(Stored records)
☆ ☆ ☆ ☆ ☆
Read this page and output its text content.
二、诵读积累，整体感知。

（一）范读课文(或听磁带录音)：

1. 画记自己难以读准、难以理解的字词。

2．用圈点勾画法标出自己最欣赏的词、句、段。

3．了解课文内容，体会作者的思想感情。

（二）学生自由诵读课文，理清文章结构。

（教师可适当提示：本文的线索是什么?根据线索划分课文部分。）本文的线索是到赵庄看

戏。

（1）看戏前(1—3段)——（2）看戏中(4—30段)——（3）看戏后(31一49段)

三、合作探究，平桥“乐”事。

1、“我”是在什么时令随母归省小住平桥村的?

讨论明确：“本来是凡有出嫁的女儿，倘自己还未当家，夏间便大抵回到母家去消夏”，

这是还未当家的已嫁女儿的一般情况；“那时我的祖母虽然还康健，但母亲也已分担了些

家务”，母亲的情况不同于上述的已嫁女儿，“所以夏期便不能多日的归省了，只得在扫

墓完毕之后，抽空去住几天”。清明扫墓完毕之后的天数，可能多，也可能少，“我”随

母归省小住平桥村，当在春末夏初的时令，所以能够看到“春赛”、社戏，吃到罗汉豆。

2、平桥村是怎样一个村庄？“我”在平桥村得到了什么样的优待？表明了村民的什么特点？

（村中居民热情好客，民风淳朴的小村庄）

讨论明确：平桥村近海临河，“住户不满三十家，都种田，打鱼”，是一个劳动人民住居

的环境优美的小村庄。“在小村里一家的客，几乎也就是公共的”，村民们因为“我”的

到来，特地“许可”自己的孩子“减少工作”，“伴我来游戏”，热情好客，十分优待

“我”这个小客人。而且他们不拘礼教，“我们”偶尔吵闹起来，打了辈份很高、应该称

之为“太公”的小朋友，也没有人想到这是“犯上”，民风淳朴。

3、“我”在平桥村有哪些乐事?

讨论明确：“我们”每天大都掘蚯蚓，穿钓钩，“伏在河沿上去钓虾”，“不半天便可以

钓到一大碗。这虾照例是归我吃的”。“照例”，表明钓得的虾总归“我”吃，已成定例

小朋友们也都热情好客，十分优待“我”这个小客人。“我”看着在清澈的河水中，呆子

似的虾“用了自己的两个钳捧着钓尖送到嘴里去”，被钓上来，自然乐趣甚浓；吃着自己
☆ ☆ ☆ ☆ ☆
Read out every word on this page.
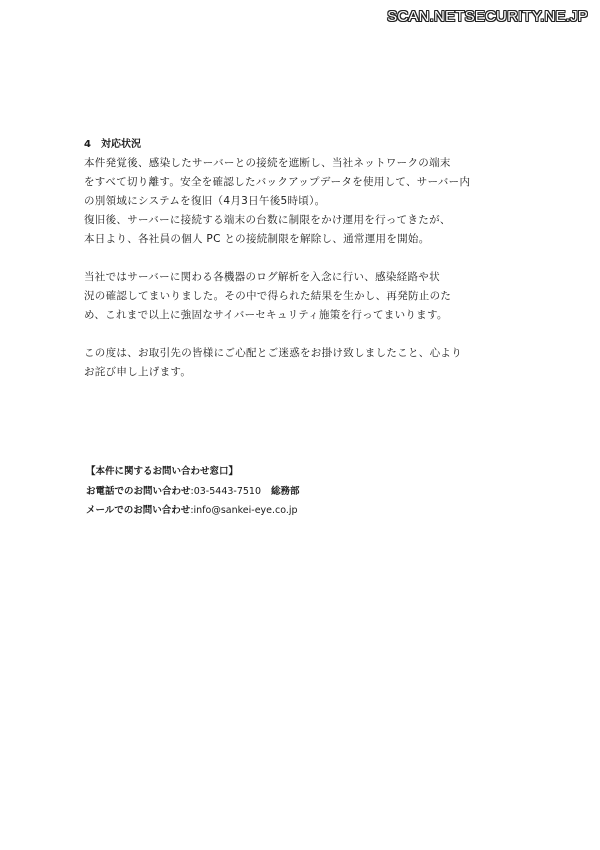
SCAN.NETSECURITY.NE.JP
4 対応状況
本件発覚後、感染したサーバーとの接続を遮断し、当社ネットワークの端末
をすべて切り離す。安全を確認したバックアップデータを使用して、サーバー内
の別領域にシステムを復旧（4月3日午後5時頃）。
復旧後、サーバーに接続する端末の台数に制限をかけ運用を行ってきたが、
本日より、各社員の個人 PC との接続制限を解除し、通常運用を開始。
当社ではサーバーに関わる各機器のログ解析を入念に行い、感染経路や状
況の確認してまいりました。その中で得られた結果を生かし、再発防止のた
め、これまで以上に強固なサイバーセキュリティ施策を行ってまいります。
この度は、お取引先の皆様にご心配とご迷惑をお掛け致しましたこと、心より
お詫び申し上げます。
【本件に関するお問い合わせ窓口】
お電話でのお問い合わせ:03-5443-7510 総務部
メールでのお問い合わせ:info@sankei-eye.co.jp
☆ ☆ ☆ ☆ ☆
GIVEN INSTRUCTION
All lines that include "十分优待" are to be gathered and copied.

ANSWER TO THIS EXERCISE
到来，特地“许可”自己的孩子“减少工作”，“伴我来游戏”，热情好客，十分优待
小朋友们也都热情好客，十分优待“我”这个小客人。“我”看着在清澈的河水中，呆子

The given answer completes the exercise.